Repeat the material verbatim. Images are excluded from the copy.

Records from a dataset:
# # # #
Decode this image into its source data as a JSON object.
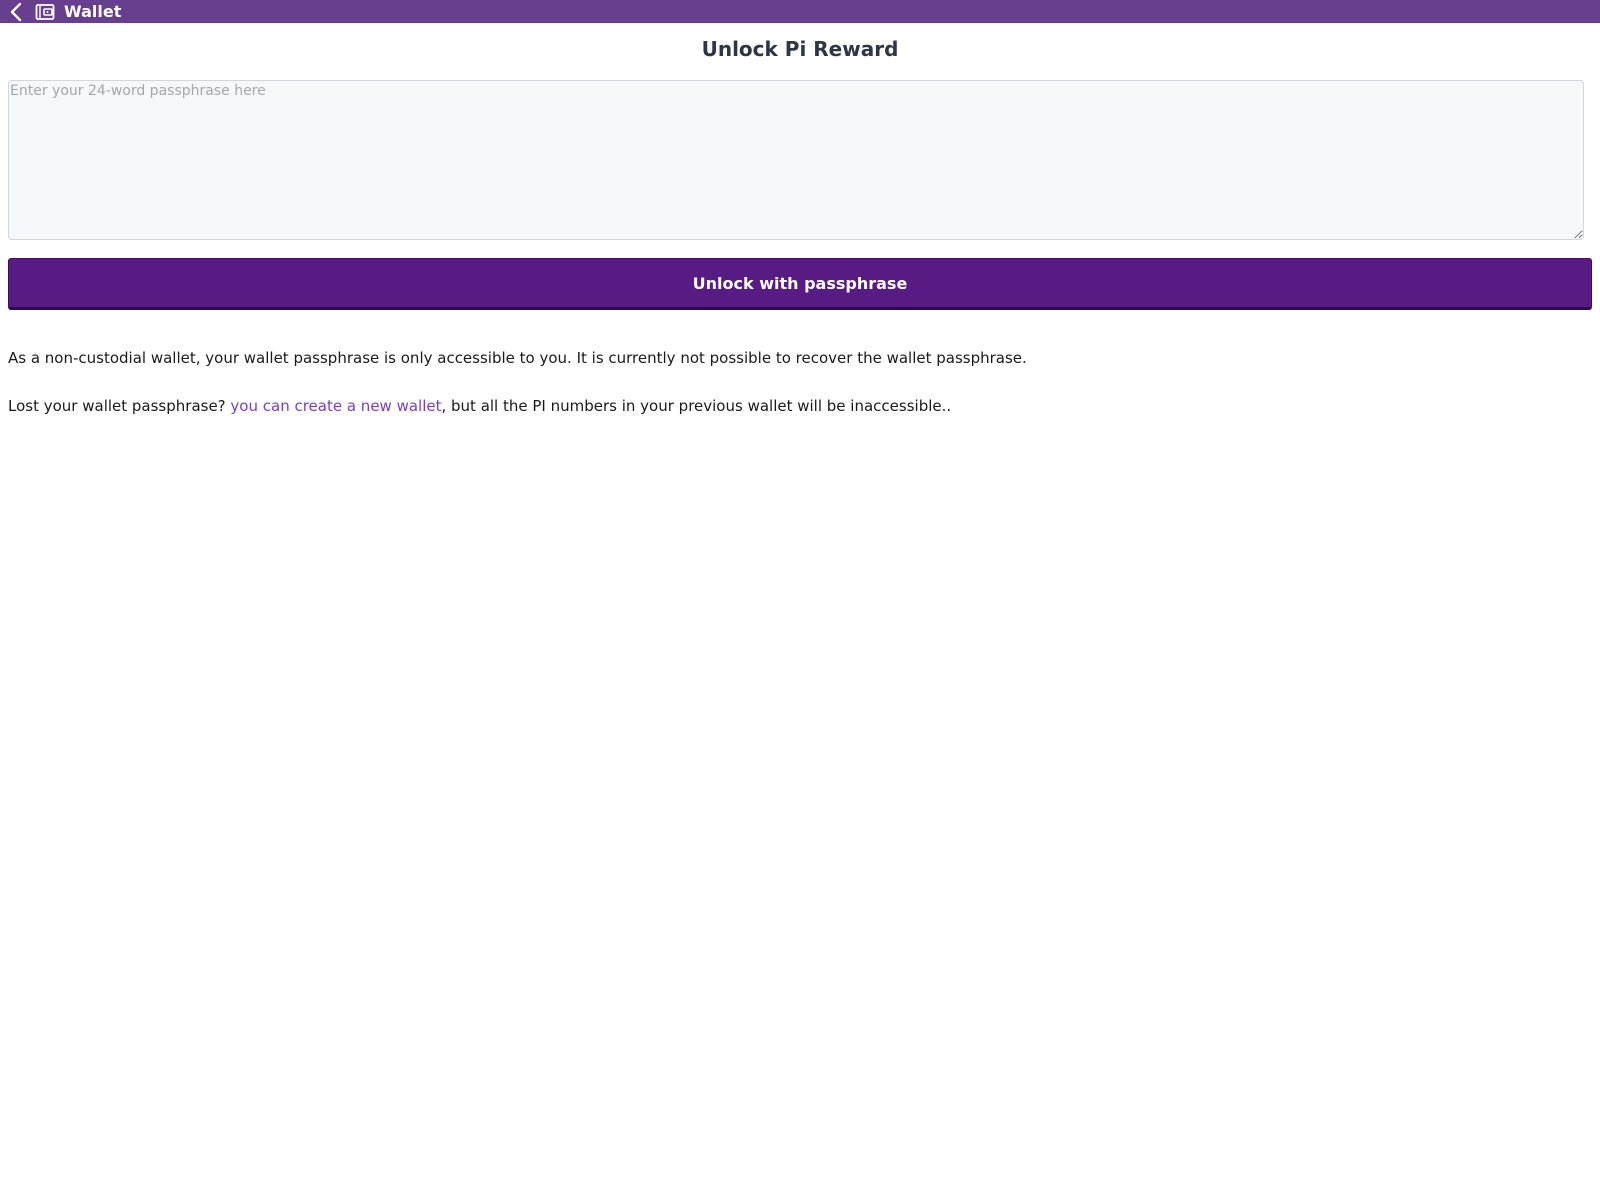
{
  "header": {
    "title": "Wallet",
    "back_icon": "chevron-left-icon",
    "app_icon": "wallet-icon",
    "bar_color": "#673f8e"
  },
  "main": {
    "title": "Unlock Pi Reward",
    "passphrase": {
      "value": "",
      "placeholder": "Enter your 24-word passphrase here"
    },
    "unlock_button_label": "Unlock with passphrase",
    "info_text": "As a non-custodial wallet, your wallet passphrase is only accessible to you. It is currently not possible to recover the wallet passphrase.",
    "lost_prefix": "Lost your wallet passphrase? ",
    "lost_link": "you can create a new wallet",
    "lost_suffix": ", but all the PI numbers in your previous wallet will be inaccessible..",
    "accent_color": "#581b83",
    "link_color": "#7a3fbf"
  }
}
# # # #
Result of this exercise:
Decode this image into its source data as a JSON object.
{
  "header": {
    "title": "Wallet",
    "back_icon": "chevron-left-icon",
    "app_icon": "wallet-icon",
    "bar_color": "#673f8e"
  },
  "main": {
    "title": "Unlock Pi Reward",
    "passphrase": {
      "value": "",
      "placeholder": "Enter your 24-word passphrase here"
    },
    "unlock_button_label": "Unlock with passphrase",
    "info_text": "As a non-custodial wallet, your wallet passphrase is only accessible to you. It is currently not possible to recover the wallet passphrase.",
    "lost_prefix": "Lost your wallet passphrase? ",
    "lost_link": "you can create a new wallet",
    "lost_suffix": ", but all the PI numbers in your previous wallet will be inaccessible..",
    "accent_color": "#581b83",
    "link_color": "#7a3fbf"
  }
}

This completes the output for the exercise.